» 本文
ハラスメントを禁止する包括的な法整備を求める要請
厚生労働大臣 根本 匠様
労働政策審議会 雇用環境・均等分科会委員各位
2018年11月19日
日本マスコミ文化情報労組会議
議長 南 彰
日頃より、あらゆる人が働きやすい環境の確立に向けて尽力されている貴委員会の委員の皆様に心より敬意を表します。
さて、現在、国際労働機関(ILO)では、仕事の世界における暴力とハラスメント(いじめ、嫌がらせ)を禁止する条約の制定に向けた議論が進んでいます。ILOの調査によると、対象になった80カ国中、仕事に関する暴力やハラスメントを規制する国が60カ国あるなか、日本は「規制がない国」に分類されました。グローバルな人権問題であり、労働者の参画や健康などにも影響するハラスメント問題への取り組みが遅れている実態が浮き彫りになっています。
そうしたなか、今年4月、当時の財務省事務次官による放送記者に対するセクシュアル・ハラスメントが発生。麻生太郎副総理兼財務相が「セクハラ罪はない」と加害者を擁護するかのような発言をし、政府の対応が遅れたことは、国内法の不備による弊害を如実に示すものでした。
メディア・文化・情報関連の職場で働く労働者がつくる「日本マスコミ文化情報労組会議(MIC)」が今年7~8月にメディアの職場で働く人を対象に実施したWEBアンケートを実施したところ、以下のような結果が出ています。
・回答者(428人)のうち、女性でセクシュアル・ハラスメントを受けたことがある割合が74%で、受けた被害の種類は1人あたり約5種類。なかには「性的関係の強要」や「ストーカー行為」の被害申告もあった
・社外で取材をする記者(カメラマンを含む)の受けた被害では、基本的人権を定めた憲法を尊重し擁護する義務を負った公務員が「加害者」である事例も多い
・男女問わずセクシュアル・ハラスメントの被害にあった多くの回答者が「とても不快」で「相手に憤りを感じる」と答え、6.4%は「死にたくなるほど憂鬱」と感じていた
・一方、セクシュアル・ハラスメント被害にあっても74%が「相談しなかった・できなかった」と回答。その理由の上位は「相談しても解決しないと思う」「仕事に支障が出るかもしれない」「人事上の不利益を被る恐れがあるから」であった
この結果を見てもわかるように、被害者が勇気を持って告発した財務省事務次官の問題は、氷山の一角であることは明らかなのです。
1989年(平成元年)に国内最初のセクシュアル・ハラスメント訴訟を出版社に勤めていた女性が提訴して以来、セクシュアル・ハラスメントを中心に数々のハラスメントの実態が明るみに出て、男女雇用機会均等法では職場のセクシュアル・ハラスメント防止措置を経営側に義務付けるようにはなりましたが、いまだに個人にセクシュアル・ハラスメント行為を禁じたり、何がセクシュアル・ハラスメントかを法律で定めたりはしていません。
このため、被害者が労働局に相談しても、経営側が措置義務を問われるのみで、受けた行為がセクシュアル・ハラスメントかどうかは判定されず、強制わいせつなどの刑法犯に問える極めて悪質な事案以外は裁判で民事責任を問うしかなく、多くの被害者が泣き寝入りする状況が続いています。また、パワーハラスメントに至っては、経営側の防止措置義務すら法的に存在しない状況が放置されています。

» 目的
ハラスメント禁止の法整備を求める要請文について、最後の文の後から続きを書き進めてください。 以下の各行は参照する必要がありません。

» データ部分
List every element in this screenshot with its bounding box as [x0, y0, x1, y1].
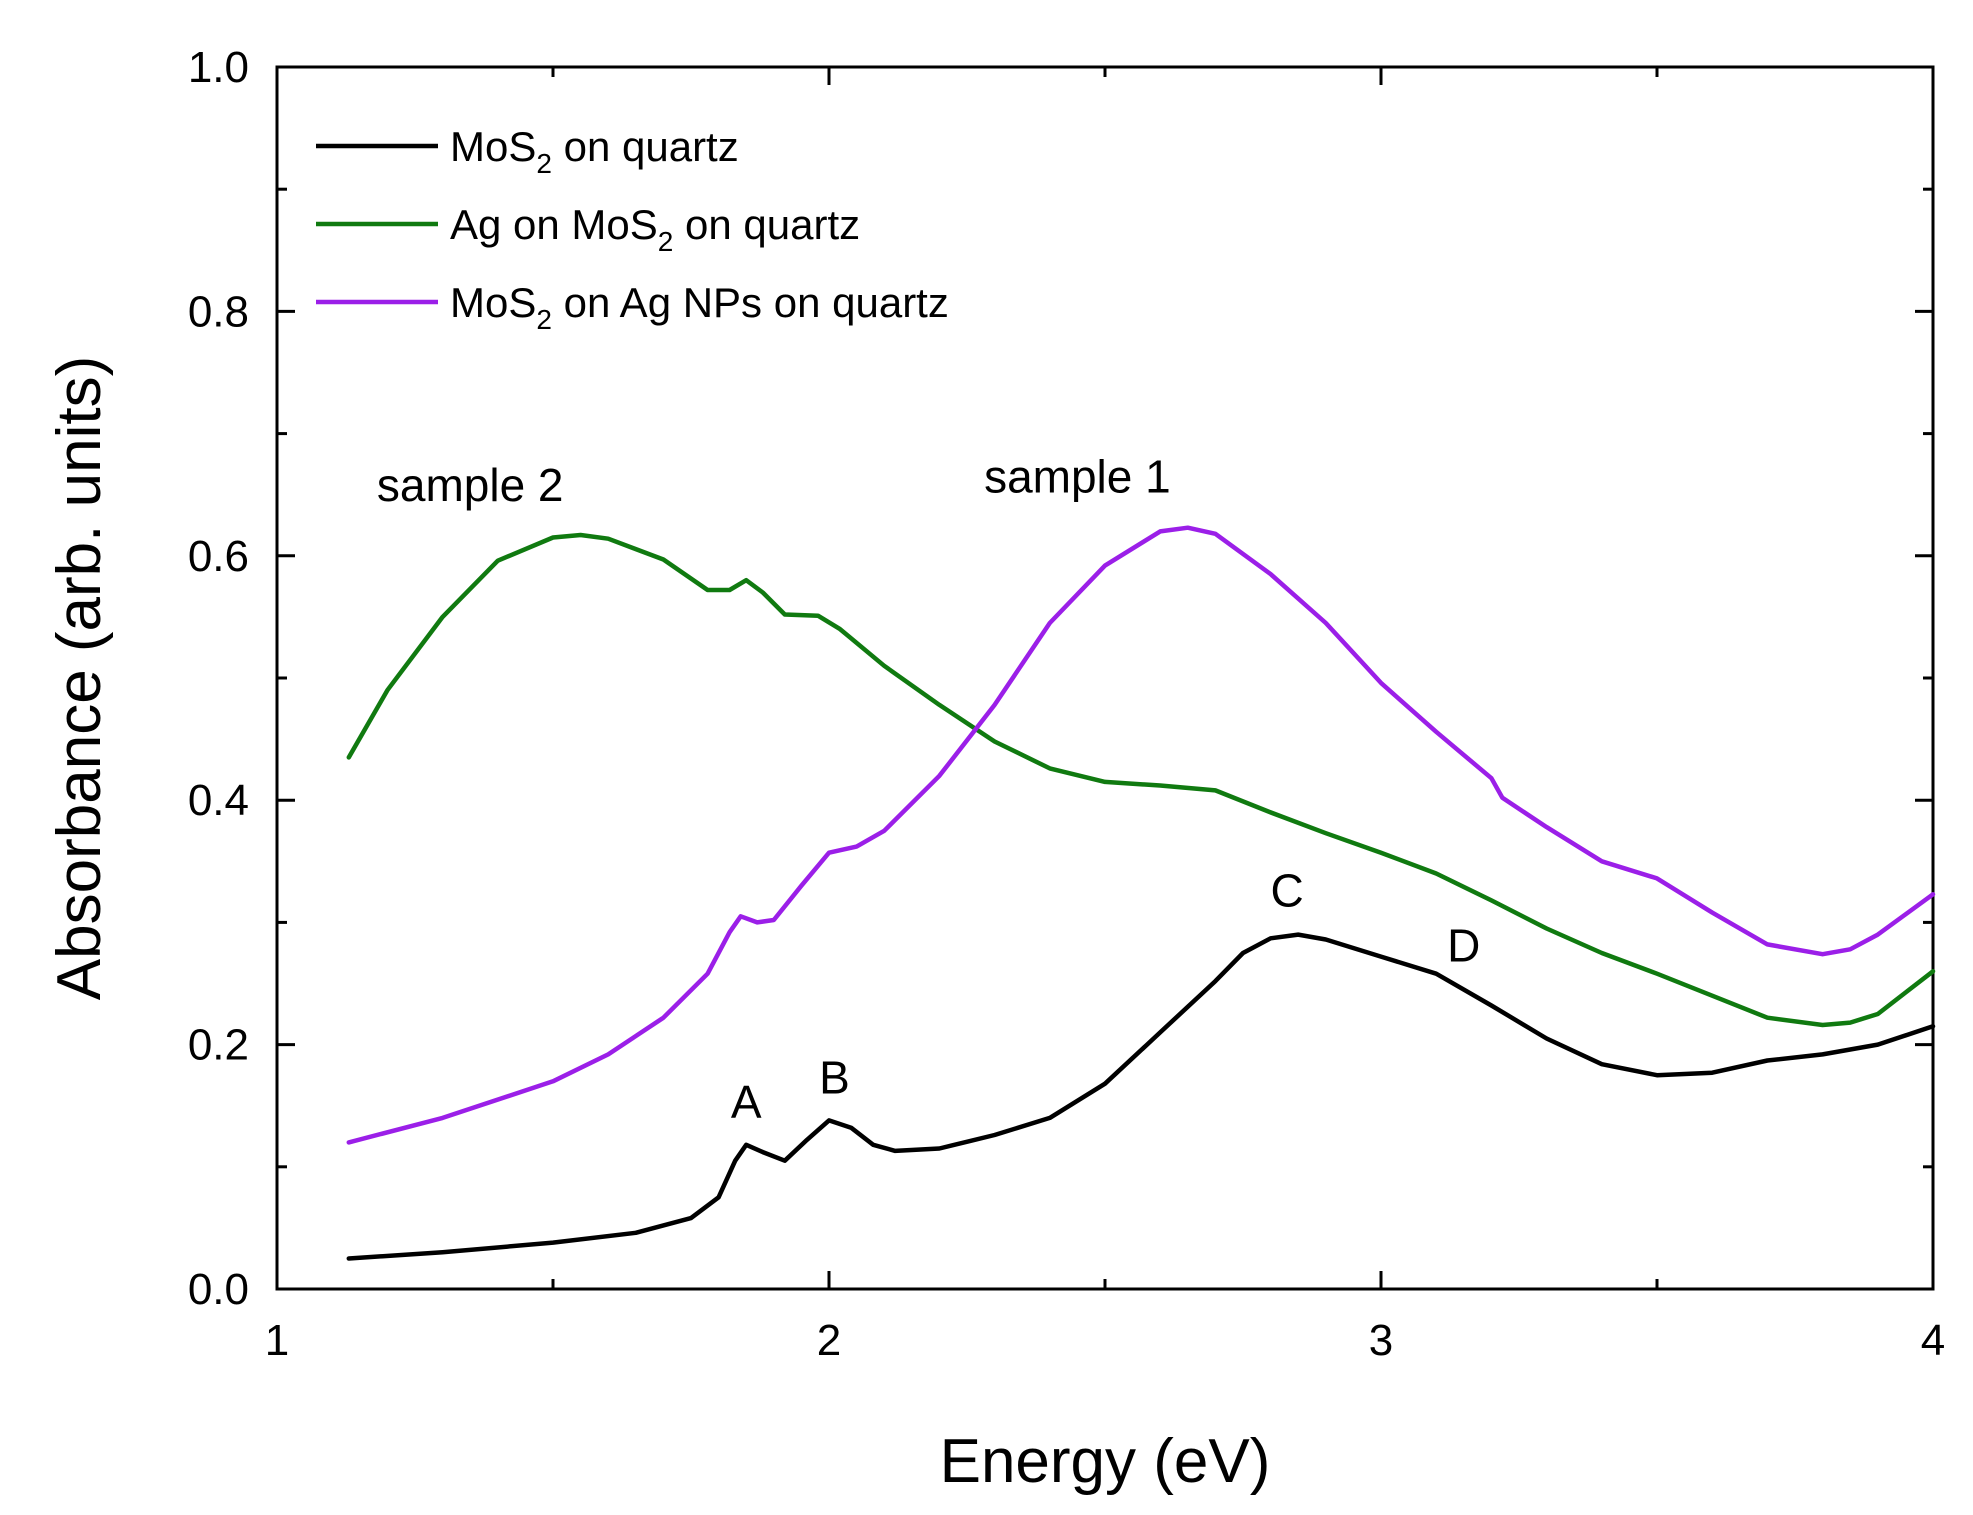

» 回答
長い年月を経ても、被害のトラウマが残り、記憶から消すことが難しいのがハラスメントの特徴です。被害だけでなくその後の対応に傷つき、休職や離職に追い込まれた仲間もいます。被害者の尊厳を著しく傷つけるだけでなく、経済的打撃も与えるのです。経営側にとっても大切な人材を失い、企業ブランドにも傷がつくことは大きな損失です。加害者も被害者も出さないことが経営側の責務です。立法、行政、司法などの公的機関も当然、その重い責務を負っています。
平成の30年の間にも克服することができず、日本社会の宿痾のようになっているハラスメントに対する実効性のある法整備は急務です。パワーハラスメント対策、女性の活躍推進法・男女雇用機会均等法の見直しがおこなわれている貴委員会において、下記の事項に積極的に対応していただくよう要望します。
―記―
●包括的な法規制の整備
日本では現在、セクシュアル・ハラスメントやマタニティ・ハラスメントが限定的に男女雇用機会均等法で規制されていますが、職場におけるハラスメント(いじめ・嫌がらせ)全般を規制する法律がありません。来年の制定を目指して、ILOで議論されているハラスメント禁止条約を批准するために必要な国内法が整備されていないのです。これは経済協力開発機構(OECD)加盟国の中でも、日本、チリ、ハンガリーの3カ国のみです。また、各種ハラスメントは、個々の明確な区分が難しく、複合的な事案として発生することも多いので、法律ごとに監督行政が縦割りにならないよう、相談窓口の設置や予防対策など、総合的に行うことが求められています。このため、セクシュアル・ハラスメント、パワーハラスメント、マタニティ・ハラスメントなどを含む職場のあらゆるハラスメント行為(いじめ・嫌がらせ)を包括的に禁止する法律を制定することを求めます。
●「人権侵害」と禁止行為などの明文化
人権を尊重し、擁護すべき政府の高官がハラスメントの加害者の肩を持つような発言を繰り返しています。「ハラスメントのない社会」を実現するためには、職場におけるハラスメントが許されない「人権侵害」であることを社会的に明確に周知するための法規範が必要です。趣旨説明などで、ハラスメントが「人権侵害」であることを法律で明文化するよう求めます。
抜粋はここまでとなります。